#### What is required:
Your task is to repeat the entries exactly. Leave the pictures out.

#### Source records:
= = = = =

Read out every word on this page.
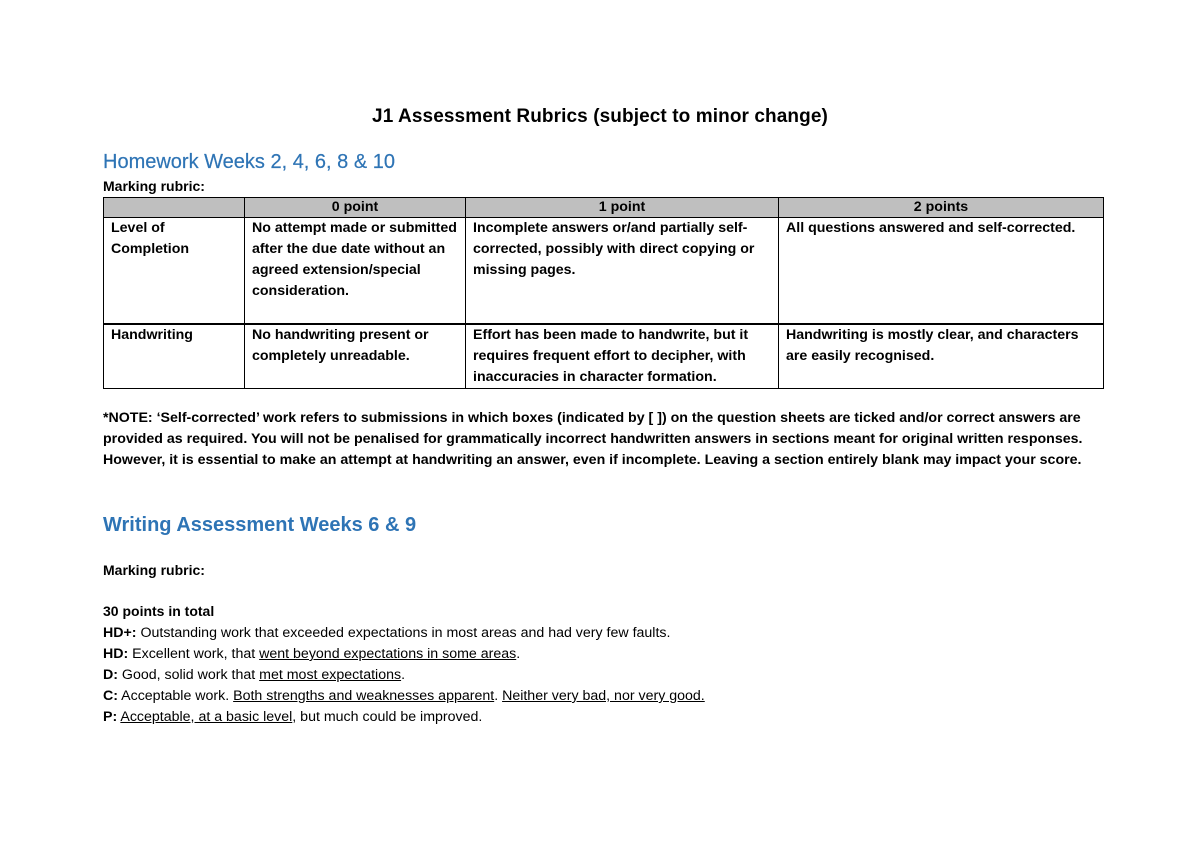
J1 Assessment Rubrics (subject to minor change)
Homework Weeks 2, 4, 6, 8 & 10
Marking rubric:
	0 point	1 point	2 points
Level of Completion	No attempt made or submitted after the due date without an agreed extension/special consideration.	Incomplete answers or/and partially self-corrected, possibly with direct copying or missing pages.	All questions answered and self-corrected.
Handwriting	No handwriting present or completely unreadable.	Effort has been made to handwrite, but it requires frequent effort to decipher, with inaccuracies in character formation.	Handwriting is mostly clear, and characters are easily recognised.
*NOTE: ‘Self-corrected’ work refers to submissions in which boxes (indicated by [ ]) on the question sheets are ticked and/or correct answers are provided as required. You will not be penalised for grammatically incorrect handwritten answers in sections meant for original written responses. However, it is essential to make an attempt at handwriting an answer, even if incomplete. Leaving a section entirely blank may impact your score.
Writing Assessment Weeks 6 & 9
Marking rubric:
30 points in total
HD+: Outstanding work that exceeded expectations in most areas and had very few faults.
HD: Excellent work, that went beyond expectations in some areas.
D: Good, solid work that met most expectations.
C: Acceptable work. Both strengths and weaknesses apparent. Neither very bad, nor very good.
P: Acceptable, at a basic level, but much could be improved.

= = = = =

#### Problem solution:
Read out every word on this page.
J1 Assessment Rubrics (subject to minor change)
Homework Weeks 2, 4, 6, 8 & 10
Marking rubric:
	0 point	1 point	2 points
Level of Completion	No attempt made or submitted after the due date without an agreed extension/special consideration.	Incomplete answers or/and partially self-corrected, possibly with direct copying or missing pages.	All questions answered and self-corrected.
Handwriting	No handwriting present or completely unreadable.	Effort has been made to handwrite, but it requires frequent effort to decipher, with inaccuracies in character formation.	Handwriting is mostly clear, and characters are easily recognised.
*NOTE: ‘Self-corrected’ work refers to submissions in which boxes (indicated by [ ]) on the question sheets are ticked and/or correct answers are provided as required. You will not be penalised for grammatically incorrect handwritten answers in sections meant for original written responses. However, it is essential to make an attempt at handwriting an answer, even if incomplete. Leaving a section entirely blank may impact your score.
Writing Assessment Weeks 6 & 9
Marking rubric:
30 points in total
HD+: Outstanding work that exceeded expectations in most areas and had very few faults.
HD: Excellent work, that went beyond expectations in some areas.
D: Good, solid work that met most expectations.
C: Acceptable work. Both strengths and weaknesses apparent. Neither very bad, nor very good.
P: Acceptable, at a basic level, but much could be improved.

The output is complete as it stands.